- **Figure data in JSON**:
════════
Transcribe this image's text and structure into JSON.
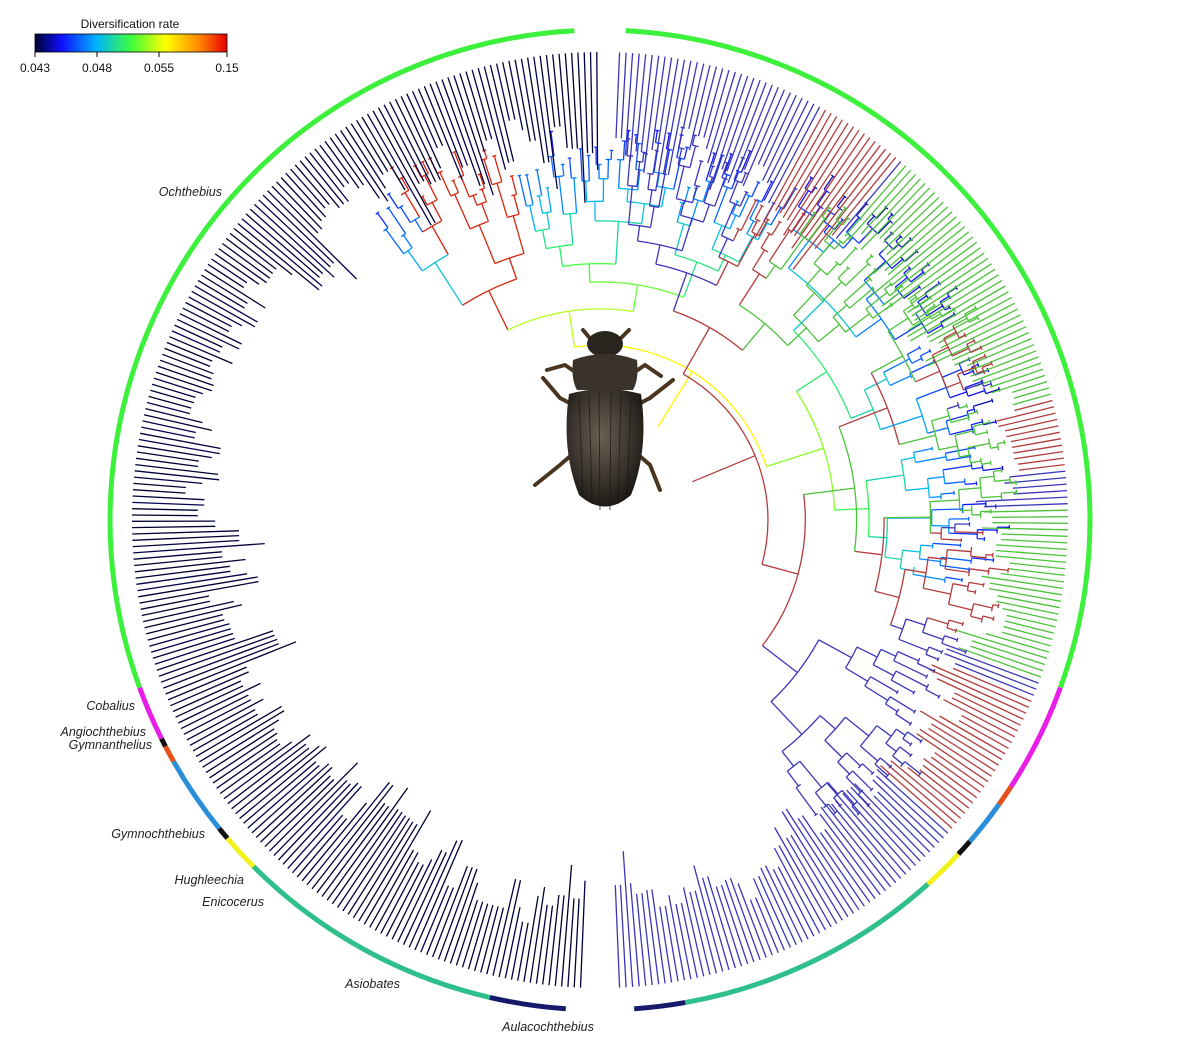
{
  "legend": {
    "title": "Diversification rate",
    "ticks": [
      "0.043",
      "0.048",
      "0.055",
      "0.15"
    ],
    "gradient_colors": [
      "#000033",
      "#1010ff",
      "#00b4ff",
      "#3cff3c",
      "#ffff00",
      "#ff8c00",
      "#e60000"
    ]
  },
  "colors": {
    "left_clade_high": "#e67e00",
    "left_clade_mid": "#ffe600",
    "left_clade_low": "#1d2bd6",
    "right_blue": "#3b36b8",
    "right_green": "#4cc23a",
    "right_red": "#b23c3c",
    "asiobates_red": "#d8230f"
  },
  "genera": [
    {
      "name": "Ochthebius",
      "color": "#3cf03c"
    },
    {
      "name": "Cobalius",
      "color": "#e81ee8"
    },
    {
      "name": "Angiochthebius",
      "color": "#111111"
    },
    {
      "name": "Gymnanthelius",
      "color": "#e8501a"
    },
    {
      "name": "Gymnochthebius",
      "color": "#2a8fd8"
    },
    {
      "name": "Hughleechia",
      "color": "#111111"
    },
    {
      "name": "Enicocerus",
      "color": "#f2f21e"
    },
    {
      "name": "Asiobates",
      "color": "#2fbf8a"
    },
    {
      "name": "Aulacochthebius",
      "color": "#151a6b"
    }
  ],
  "center_image": "beetle-photo"
}
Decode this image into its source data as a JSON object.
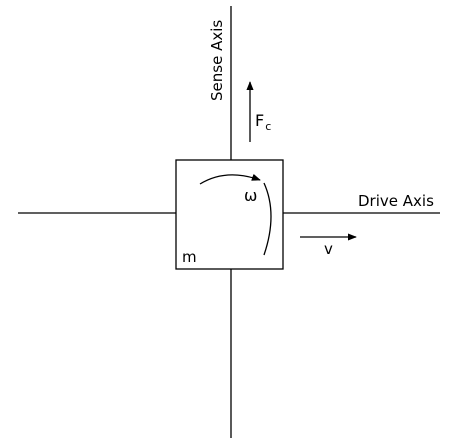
{
  "diagram": {
    "drive_axis_label": "Drive Axis",
    "sense_axis_label": "Sense Axis",
    "coriolis_force_label": "F",
    "coriolis_force_subscript": "c",
    "velocity_label": "v",
    "angular_velocity_label": "ω",
    "mass_label": "m",
    "colors": {
      "stroke": "#000000",
      "background": "#ffffff"
    }
  }
}
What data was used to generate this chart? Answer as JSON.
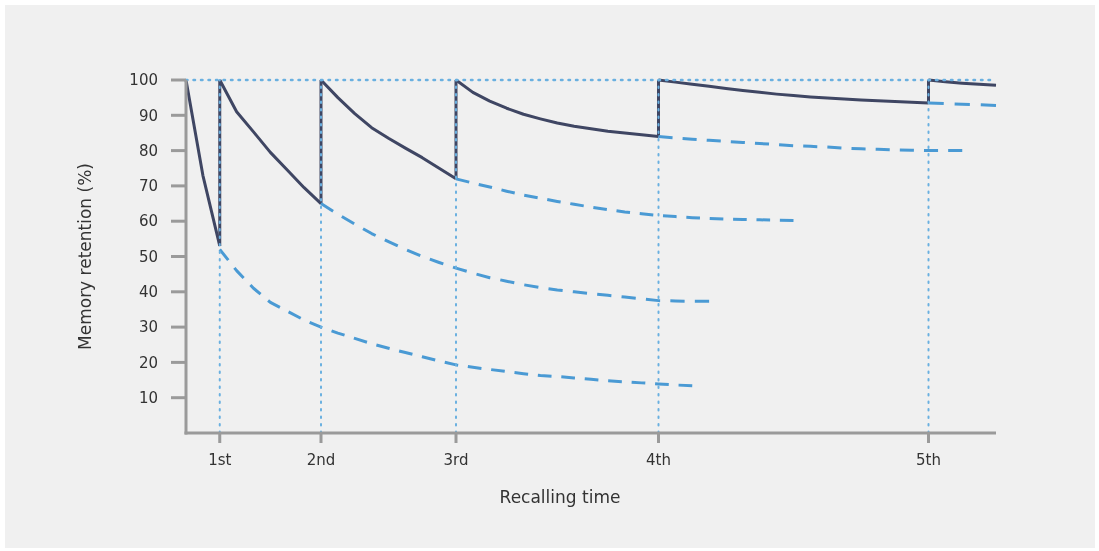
════════
- **WHAT IS ASKED**: Print out the lines exactly, skipping any picture.

- **RESPONSE TO THE TASK**:
Transcribe this image's text and structure into JSON.
{
  "legend": {
    "title": "Diversification rate",
    "ticks": [
      "0.043",
      "0.048",
      "0.055",
      "0.15"
    ],
    "gradient_colors": [
      "#000033",
      "#1010ff",
      "#00b4ff",
      "#3cff3c",
      "#ffff00",
      "#ff8c00",
      "#e60000"
    ]
  },
  "colors": {
    "left_clade_high": "#e67e00",
    "left_clade_mid": "#ffe600",
    "left_clade_low": "#1d2bd6",
    "right_blue": "#3b36b8",
    "right_green": "#4cc23a",
    "right_red": "#b23c3c",
    "asiobates_red": "#d8230f"
  },
  "genera": [
    {
      "name": "Ochthebius",
      "color": "#3cf03c"
    },
    {
      "name": "Cobalius",
      "color": "#e81ee8"
    },
    {
      "name": "Angiochthebius",
      "color": "#111111"
    },
    {
      "name": "Gymnanthelius",
      "color": "#e8501a"
    },
    {
      "name": "Gymnochthebius",
      "color": "#2a8fd8"
    },
    {
      "name": "Hughleechia",
      "color": "#111111"
    },
    {
      "name": "Enicocerus",
      "color": "#f2f21e"
    },
    {
      "name": "Asiobates",
      "color": "#2fbf8a"
    },
    {
      "name": "Aulacochthebius",
      "color": "#151a6b"
    }
  ],
  "center_image": "beetle-photo"
}
Decode this image into its source data as a JSON object.
{
  "diagram": {
    "drive_axis_label": "Drive Axis",
    "sense_axis_label": "Sense Axis",
    "coriolis_force_label": "F",
    "coriolis_force_subscript": "c",
    "velocity_label": "v",
    "angular_velocity_label": "ω",
    "mass_label": "m",
    "colors": {
      "stroke": "#000000",
      "background": "#ffffff"
    }
  }
}
What data was used to generate this chart? Answer as JSON.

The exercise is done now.